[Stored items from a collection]

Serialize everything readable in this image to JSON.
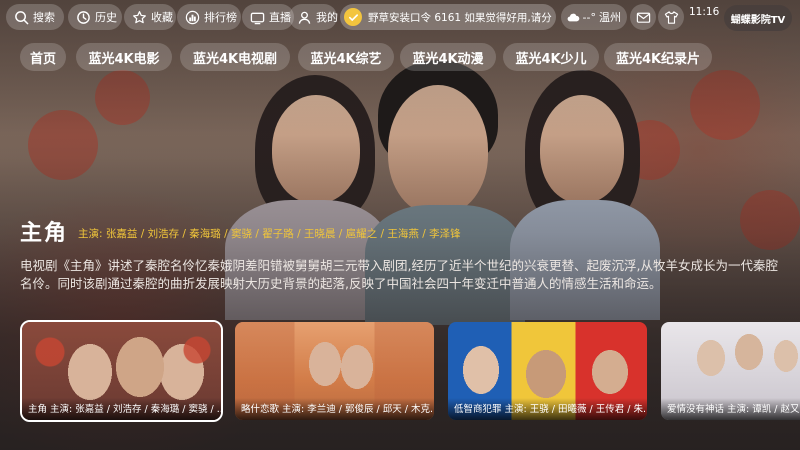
{
  "topbar": {
    "search_label": "搜索",
    "history_label": "历史",
    "favorites_label": "收藏",
    "ranking_label": "排行榜",
    "live_label": "直播",
    "mine_label": "我的",
    "notice_text": "野草安装口令 6161 如果觉得好用,请分",
    "weather_temp": "--°",
    "weather_city": "温州",
    "clock": "11:16",
    "brand": "蝴蝶影院TV"
  },
  "tabs": [
    "首页",
    "蓝光4K电影",
    "蓝光4K电视剧",
    "蓝光4K综艺",
    "蓝光4K动漫",
    "蓝光4K少儿",
    "蓝光4K纪录片"
  ],
  "featured": {
    "title": "主角",
    "cast": "主演: 张嘉益 / 刘浩存 / 秦海璐 / 窦骁 / 翟子路 / 王晓晨 / 扈耀之 / 王海燕 / 李泽锋",
    "description": "电视剧《主角》讲述了秦腔名伶忆秦娥阴差阳错被舅舅胡三元带入剧团,经历了近半个世纪的兴衰更替、起废沉浮,从牧羊女成长为一代秦腔名伶。同时该剧通过秦腔的曲折发展映射大历史背景的起落,反映了中国社会四十年变迁中普通人的情感生活和命运。"
  },
  "cards": [
    {
      "caption": "主角   主演: 张嘉益 / 刘浩存 / 秦海璐 / 窦骁 / ..."
    },
    {
      "caption": "略什恋歌   主演: 李兰迪 / 郭俊辰 / 邱天 / 木克..."
    },
    {
      "caption": "低智商犯罪   主演: 王骁 / 田曦薇 / 王传君 / 朱..."
    },
    {
      "caption": "爱情没有神话   主演: 谭凯 / 赵又..."
    }
  ],
  "colors": {
    "accent_gold": "#f0c53a",
    "notice_badge": "#f3c53e"
  }
}
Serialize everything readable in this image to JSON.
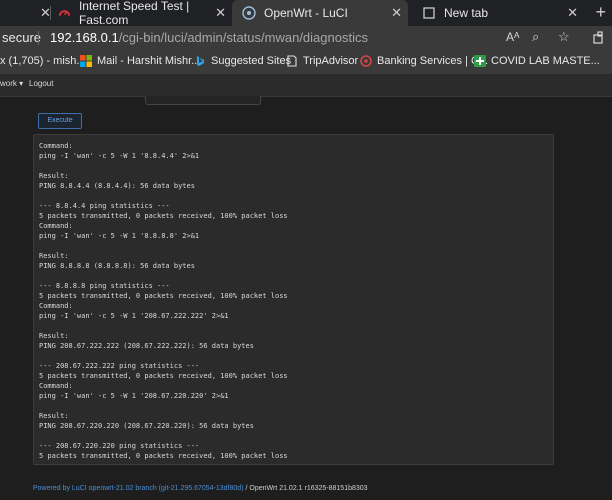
{
  "tabs": [
    {
      "title": "Internet Speed Test | Fast.com",
      "active": false
    },
    {
      "title": "OpenWrt - LuCI",
      "active": true
    },
    {
      "title": "New tab",
      "active": false
    }
  ],
  "address": {
    "security": "secure",
    "host": "192.168.0.1",
    "path": "/cgi-bin/luci/admin/status/mwan/diagnostics",
    "reader_icon": "Aᴬ",
    "zoom_icon": "⌕",
    "star_icon": "☆"
  },
  "bookmarks": [
    {
      "label": "x (1,705) - mish...",
      "icon": "mail-partial-icon"
    },
    {
      "label": "Mail - Harshit Mishr...",
      "icon": "microsoft-icon"
    },
    {
      "label": "Suggested Sites",
      "icon": "bing-icon"
    },
    {
      "label": "TripAdvisor",
      "icon": "page-icon"
    },
    {
      "label": "Banking Services | C...",
      "icon": "bank-icon"
    },
    {
      "label": "COVID LAB MASTE...",
      "icon": "plus-icon"
    }
  ],
  "menu": [
    {
      "label": "work ▾"
    },
    {
      "label": "Logout"
    }
  ],
  "execute_label": "Execute",
  "output_text": "Command:\nping -I 'wan' -c 5 -W 1 '8.8.4.4' 2>&1\n\nResult:\nPING 8.8.4.4 (8.8.4.4): 56 data bytes\n\n--- 8.8.4.4 ping statistics ---\n5 packets transmitted, 0 packets received, 100% packet loss\nCommand:\nping -I 'wan' -c 5 -W 1 '8.8.8.8' 2>&1\n\nResult:\nPING 8.8.8.8 (8.8.8.8): 56 data bytes\n\n--- 8.8.8.8 ping statistics ---\n5 packets transmitted, 0 packets received, 100% packet loss\nCommand:\nping -I 'wan' -c 5 -W 1 '208.67.222.222' 2>&1\n\nResult:\nPING 208.67.222.222 (208.67.222.222): 56 data bytes\n\n--- 208.67.222.222 ping statistics ---\n5 packets transmitted, 0 packets received, 100% packet loss\nCommand:\nping -I 'wan' -c 5 -W 1 '208.67.220.220' 2>&1\n\nResult:\nPING 208.67.220.220 (208.67.220.220): 56 data bytes\n\n--- 208.67.220.220 ping statistics ---\n5 packets transmitted, 0 packets received, 100% packet loss",
  "footer": {
    "link_text": "Powered by LuCI openwrt-21.02 branch (git-21.295.67054-13df80d)",
    "separator": " / ",
    "version_text": "OpenWrt 21.02.1 r16325-88151b8303"
  },
  "colors": {
    "background": "#1e1e1e",
    "panel": "#2b2b2b",
    "link": "#4a8fd6",
    "fast_icon": "#e0313b",
    "covid_icon": "#2e9b4a"
  }
}
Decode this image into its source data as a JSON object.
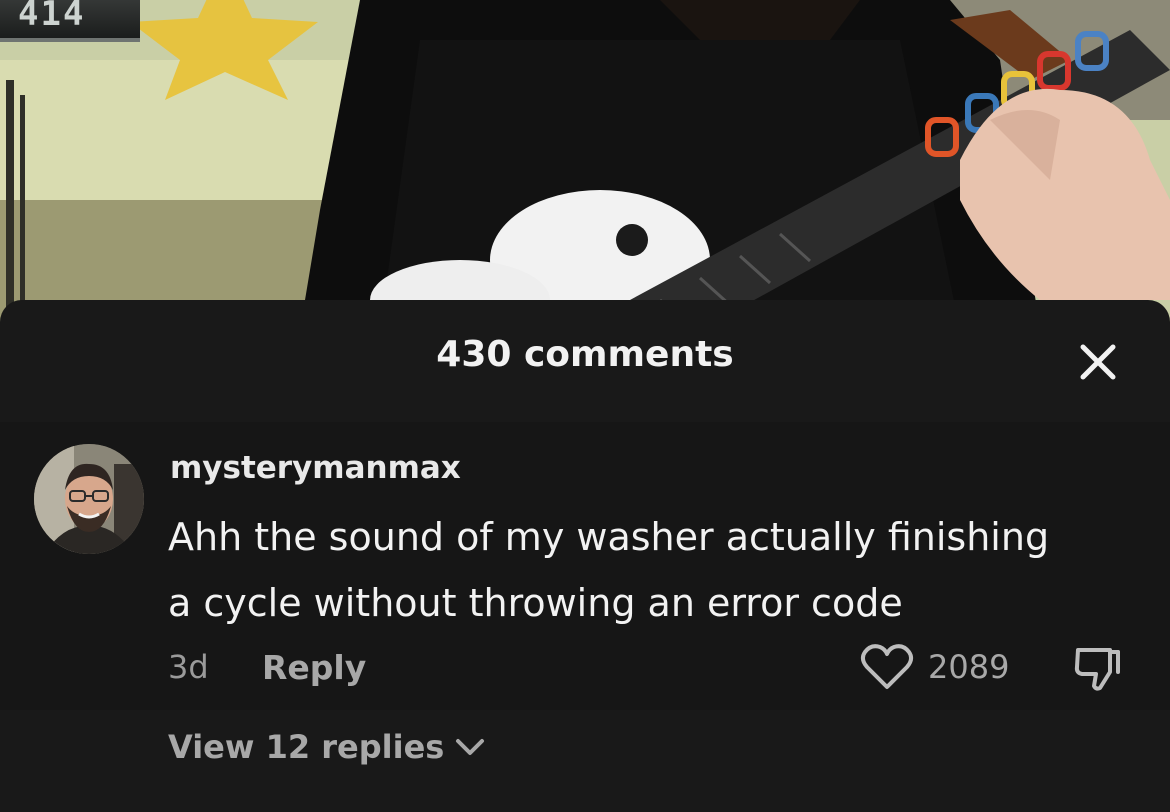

§ **What the task asks**
Reproduce each line exactly as it appears, omitting the pictures.

§ **Reply to the exercise**
Serialize everything readable in this image to JSON.
{
  "topbar": {
    "search_label": "搜索",
    "history_label": "历史",
    "favorites_label": "收藏",
    "ranking_label": "排行榜",
    "live_label": "直播",
    "mine_label": "我的",
    "notice_text": "野草安装口令 6161 如果觉得好用,请分",
    "weather_temp": "--°",
    "weather_city": "温州",
    "clock": "11:16",
    "brand": "蝴蝶影院TV"
  },
  "tabs": [
    "首页",
    "蓝光4K电影",
    "蓝光4K电视剧",
    "蓝光4K综艺",
    "蓝光4K动漫",
    "蓝光4K少儿",
    "蓝光4K纪录片"
  ],
  "featured": {
    "title": "主角",
    "cast": "主演: 张嘉益 / 刘浩存 / 秦海璐 / 窦骁 / 翟子路 / 王晓晨 / 扈耀之 / 王海燕 / 李泽锋",
    "description": "电视剧《主角》讲述了秦腔名伶忆秦娥阴差阳错被舅舅胡三元带入剧团,经历了近半个世纪的兴衰更替、起废沉浮,从牧羊女成长为一代秦腔名伶。同时该剧通过秦腔的曲折发展映射大历史背景的起落,反映了中国社会四十年变迁中普通人的情感生活和命运。"
  },
  "cards": [
    {
      "caption": "主角   主演: 张嘉益 / 刘浩存 / 秦海璐 / 窦骁 / ..."
    },
    {
      "caption": "略什恋歌   主演: 李兰迪 / 郭俊辰 / 邱天 / 木克..."
    },
    {
      "caption": "低智商犯罪   主演: 王骁 / 田曦薇 / 王传君 / 朱..."
    },
    {
      "caption": "爱情没有神话   主演: 谭凯 / 赵又..."
    }
  ],
  "colors": {
    "accent_gold": "#f0c53a",
    "notice_badge": "#f3c53e"
  }
}
Serialize everything readable in this image to JSON.
{
  "tabs": [
    {
      "title": "Internet Speed Test | Fast.com",
      "active": false
    },
    {
      "title": "OpenWrt - LuCI",
      "active": true
    },
    {
      "title": "New tab",
      "active": false
    }
  ],
  "address": {
    "security": "secure",
    "host": "192.168.0.1",
    "path": "/cgi-bin/luci/admin/status/mwan/diagnostics",
    "reader_icon": "Aᴬ",
    "zoom_icon": "⌕",
    "star_icon": "☆"
  },
  "bookmarks": [
    {
      "label": "x (1,705) - mish...",
      "icon": "mail-partial-icon"
    },
    {
      "label": "Mail - Harshit Mishr...",
      "icon": "microsoft-icon"
    },
    {
      "label": "Suggested Sites",
      "icon": "bing-icon"
    },
    {
      "label": "TripAdvisor",
      "icon": "page-icon"
    },
    {
      "label": "Banking Services | C...",
      "icon": "bank-icon"
    },
    {
      "label": "COVID LAB MASTE...",
      "icon": "plus-icon"
    }
  ],
  "menu": [
    {
      "label": "work ▾"
    },
    {
      "label": "Logout"
    }
  ],
  "execute_label": "Execute",
  "output_text": "Command:\nping -I 'wan' -c 5 -W 1 '8.8.4.4' 2>&1\n\nResult:\nPING 8.8.4.4 (8.8.4.4): 56 data bytes\n\n--- 8.8.4.4 ping statistics ---\n5 packets transmitted, 0 packets received, 100% packet loss\nCommand:\nping -I 'wan' -c 5 -W 1 '8.8.8.8' 2>&1\n\nResult:\nPING 8.8.8.8 (8.8.8.8): 56 data bytes\n\n--- 8.8.8.8 ping statistics ---\n5 packets transmitted, 0 packets received, 100% packet loss\nCommand:\nping -I 'wan' -c 5 -W 1 '208.67.222.222' 2>&1\n\nResult:\nPING 208.67.222.222 (208.67.222.222): 56 data bytes\n\n--- 208.67.222.222 ping statistics ---\n5 packets transmitted, 0 packets received, 100% packet loss\nCommand:\nping -I 'wan' -c 5 -W 1 '208.67.220.220' 2>&1\n\nResult:\nPING 208.67.220.220 (208.67.220.220): 56 data bytes\n\n--- 208.67.220.220 ping statistics ---\n5 packets transmitted, 0 packets received, 100% packet loss",
  "footer": {
    "link_text": "Powered by LuCI openwrt-21.02 branch (git-21.295.67054-13df80d)",
    "separator": " / ",
    "version_text": "OpenWrt 21.02.1 r16325-88151b8303"
  },
  "colors": {
    "background": "#1e1e1e",
    "panel": "#2b2b2b",
    "link": "#4a8fd6",
    "fast_icon": "#e0313b",
    "covid_icon": "#2e9b4a"
  }
}
Decode this image into its source data as a JSON object.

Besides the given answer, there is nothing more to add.